» Tasks for this exercise
1. Answer these questions from the research summaries:
(a) How many healthy women took part in the inpatient crossover experiment?
(b) What FDR-adjusted p-value is reported for the rise in heart rate from sleep fragmentation?
(c) Which two kinds of mechanistic profiling are named under future directions for the menopause study?
2. Please carry on with the research summaries from the point where they stop.

» Excerpt

++++++++

Future Directions: Prospective pragmatic trials to test model-guided SGLT2i allocation, integration into electronic prescribing systems, and external validation across healthcare systems and ancestries.
2. Adverse cardiometabolic impacts of sleep fragmentation and estradiol suppression: An experimental model of menopause.
In a controlled inpatient crossover experiment with 38 healthy women, estradiol suppression reduced leptin and worsened lipid profiles, while sleep fragmentation raised heart rate and tended to increase fasting glucose. Combined, these core menopausal components worsened cardiometabolic measures, with sleep fragmentation adding a 103% deterioration over estradiol suppression alone, highlighting sleep as a modifiable risk factor.
Impact: Provides mechanistic human evidence that sleep fragmentation independently contributes to cardiometabolic risk during menopausal transition beyond estradiol decline.
Clinical Implications: Menopausal care should address sleep fragmentation (eg, hot flash management, behavioral sleep interventions) alongside hormonal changes to mitigate cardiometabolic risk; monitoring of lipids, heart rate, and possibly leptin may be warranted.
Key Findings
- Estradiol suppression significantly decreased leptin and worsened lipid profiles (FDR-adjusted p≤0.05).
- Sleep fragmentation significantly increased heart rate (FDR-adjusted p=0.002) and trended toward higher fasting glucose (FDR-adjusted p=0.08).
- Sleep fragmentation worsened a composite cardiometabolic index by an additional 103% over estradiol suppression alone; combined exposures worsened individual outcomes by a median of 4.0% from baseline.
Methodological Strengths
- Within-subject, tightly controlled inpatient protocol under eucaloric conditions minimizing confounding.
- Objective multi-domain outcomes with FDR-adjusted analyses across lipid, autonomic, and glycemic measures.
Limitations
- Modest sample size and short-term exposures limit generalizability and long-term inference.
- Induced hypoestrogenism and laboratory sleep fragmentation may not fully recapitulate natural menopausal transition.
Future Directions: Randomized trials testing sleep interventions for cardiometabolic risk reduction in peri/postmenopausal women; mechanistic profiling (autonomic, inflammatory) to map causal pathways and identify biomarkers.
3. Age-Specific Associations Between Adiposity and Mortality in U.S. Adults, 1999-2018.

++++++++

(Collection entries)
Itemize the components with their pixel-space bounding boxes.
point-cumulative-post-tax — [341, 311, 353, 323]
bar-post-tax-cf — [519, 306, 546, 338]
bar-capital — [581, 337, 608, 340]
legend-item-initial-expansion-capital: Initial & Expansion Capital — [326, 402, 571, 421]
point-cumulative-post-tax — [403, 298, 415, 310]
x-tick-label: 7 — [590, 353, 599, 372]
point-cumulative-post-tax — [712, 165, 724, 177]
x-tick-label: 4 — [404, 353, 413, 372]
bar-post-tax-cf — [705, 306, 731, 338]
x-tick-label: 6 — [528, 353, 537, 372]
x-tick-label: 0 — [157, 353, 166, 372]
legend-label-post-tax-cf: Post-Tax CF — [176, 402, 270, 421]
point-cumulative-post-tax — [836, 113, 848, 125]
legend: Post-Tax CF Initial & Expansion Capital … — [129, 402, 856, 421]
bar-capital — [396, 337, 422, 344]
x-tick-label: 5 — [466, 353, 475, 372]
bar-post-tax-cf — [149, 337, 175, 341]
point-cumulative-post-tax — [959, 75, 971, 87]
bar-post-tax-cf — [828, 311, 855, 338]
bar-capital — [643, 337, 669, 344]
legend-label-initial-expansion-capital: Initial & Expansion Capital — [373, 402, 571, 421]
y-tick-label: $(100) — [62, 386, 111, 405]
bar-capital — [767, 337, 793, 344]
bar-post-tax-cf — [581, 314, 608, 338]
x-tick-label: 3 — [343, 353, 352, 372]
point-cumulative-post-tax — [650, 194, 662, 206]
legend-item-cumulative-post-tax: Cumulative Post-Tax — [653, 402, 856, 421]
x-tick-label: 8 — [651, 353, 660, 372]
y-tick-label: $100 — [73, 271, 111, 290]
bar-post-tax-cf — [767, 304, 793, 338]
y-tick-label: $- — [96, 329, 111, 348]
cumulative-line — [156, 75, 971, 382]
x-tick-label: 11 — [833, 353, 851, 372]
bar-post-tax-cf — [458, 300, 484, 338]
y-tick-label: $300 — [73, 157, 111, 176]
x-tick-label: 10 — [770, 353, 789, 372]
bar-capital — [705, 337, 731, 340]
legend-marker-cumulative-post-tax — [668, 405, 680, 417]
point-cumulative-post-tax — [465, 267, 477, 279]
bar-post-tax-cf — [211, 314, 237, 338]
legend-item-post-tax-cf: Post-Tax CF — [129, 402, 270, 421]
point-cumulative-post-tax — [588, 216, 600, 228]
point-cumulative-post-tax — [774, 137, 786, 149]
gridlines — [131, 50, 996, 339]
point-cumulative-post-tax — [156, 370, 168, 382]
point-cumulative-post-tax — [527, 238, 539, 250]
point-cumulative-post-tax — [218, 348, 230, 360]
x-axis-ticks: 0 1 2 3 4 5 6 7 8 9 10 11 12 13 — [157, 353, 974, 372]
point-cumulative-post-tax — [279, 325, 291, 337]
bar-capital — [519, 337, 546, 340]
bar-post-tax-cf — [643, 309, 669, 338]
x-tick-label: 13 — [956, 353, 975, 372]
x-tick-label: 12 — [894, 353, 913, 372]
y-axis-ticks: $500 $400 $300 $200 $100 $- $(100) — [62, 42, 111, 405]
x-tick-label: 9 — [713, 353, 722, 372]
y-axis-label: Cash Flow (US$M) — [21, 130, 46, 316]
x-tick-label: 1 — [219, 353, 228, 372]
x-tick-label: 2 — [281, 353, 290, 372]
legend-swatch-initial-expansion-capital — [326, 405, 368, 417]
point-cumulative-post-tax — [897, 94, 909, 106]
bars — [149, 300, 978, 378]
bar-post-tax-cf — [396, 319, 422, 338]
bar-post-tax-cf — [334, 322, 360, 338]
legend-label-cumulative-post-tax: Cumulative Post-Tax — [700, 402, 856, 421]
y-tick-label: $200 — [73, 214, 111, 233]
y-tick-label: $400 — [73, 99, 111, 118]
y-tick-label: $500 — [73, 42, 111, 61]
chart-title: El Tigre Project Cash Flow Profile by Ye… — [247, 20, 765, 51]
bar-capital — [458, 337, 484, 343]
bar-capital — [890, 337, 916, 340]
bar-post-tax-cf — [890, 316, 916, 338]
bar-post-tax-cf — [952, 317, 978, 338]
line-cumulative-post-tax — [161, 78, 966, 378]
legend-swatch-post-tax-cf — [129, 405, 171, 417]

++++++++

» Responses per task
1.
(a) 38
(b) p=0.002
(c) Autonomic and inflammatory

2.
In 44,041 U.S. adults with median 10.1-year follow-up, age significantly modified adiposity–mortality associations across BMI, waist circumference, weight, and waist-to-height ratio. Risks from both severe obesity and underweight were greatest in younger adults, emphasizing the importance of earlier, age-tailored prevention and treatment strategies.
Impact: Quantifies how age modifies the mortality risks of both high and low adiposity using nationally representative data, informing targeted public health and clinical strategies.
Clinical Implications: Prioritize aggressive obesity prevention and treatment in younger adults while also addressing risks of underweight; use multiple adiposity metrics for risk stratification and age-tailored counseling.
Key Findings
- Significant interactions between age and all four adiposity measures for all-cause and cardiovascular mortality (P < 0.05).
- Per 1-SD higher BMI, cardiovascular mortality HR was 1.49 (95% CI 1.27–1.77) in ages 18–49 vs 1.15 (95% CI 0.99–1.32) in ages 70–79.
- Class 3 obesity had HR 4.37 (95% CI 2.01–9.50) for cardiovascular mortality in younger adults; underweight was linked with higher all-cause mortality in younger individuals (HR 2.04; 95% CI 1.24–3.36).
Methodological Strengths
- Nationally representative sample with long follow-up and linkage to mortality outcomes.
- Assessment across multiple adiposity measures with multivariable adjustment and formal age-interaction testing.
Limitations
- Observational design with potential residual confounding and measurement error in anthropometrics.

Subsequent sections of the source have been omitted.